Copy each line of the entries that contains the word "full".

- RECORDS PROVIDED -
========================================================================

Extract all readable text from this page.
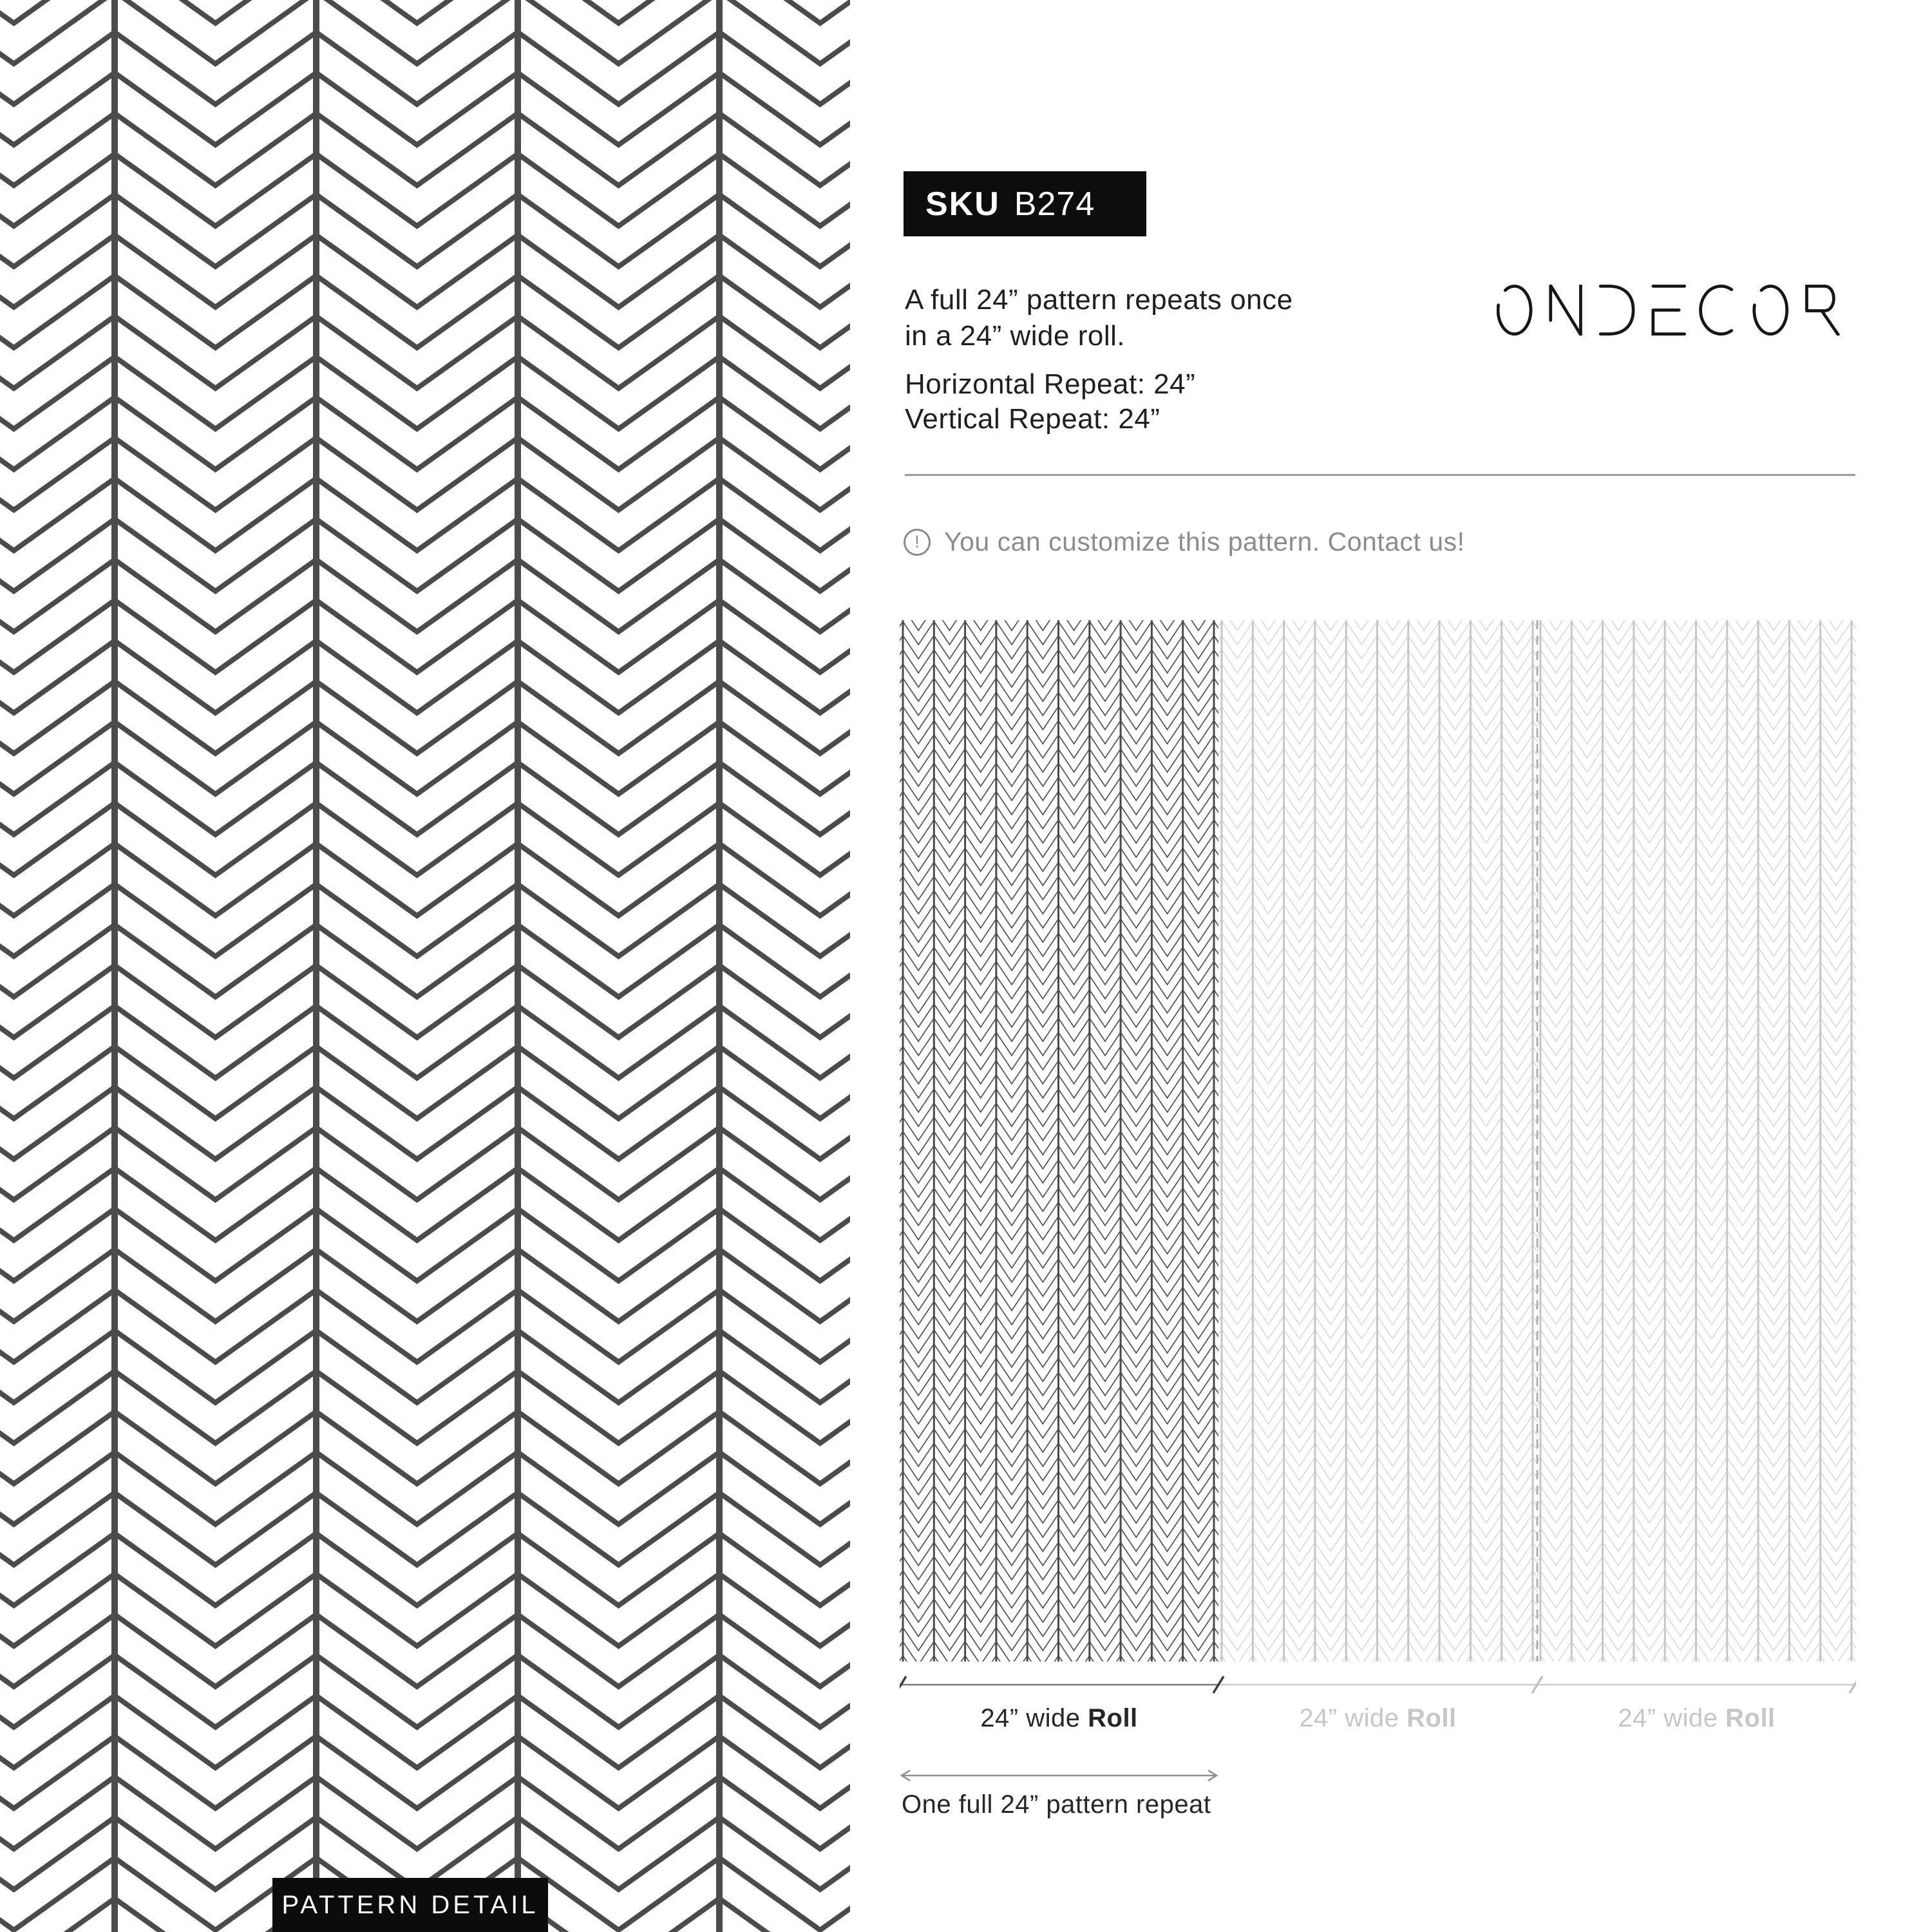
PATTERN DETAIL
SKU B274
A full 24” pattern repeats once
in a 24” wide roll.
Horizontal Repeat: 24”
Vertical Repeat: 24”
! You can customize this pattern. Contact us!
24” wide Roll	24” wide Roll	24” wide Roll
One full 24” pattern repeat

========================================================================

- COMPLETE ANSWER -
A full 24” pattern repeats once
One full 24” pattern repeat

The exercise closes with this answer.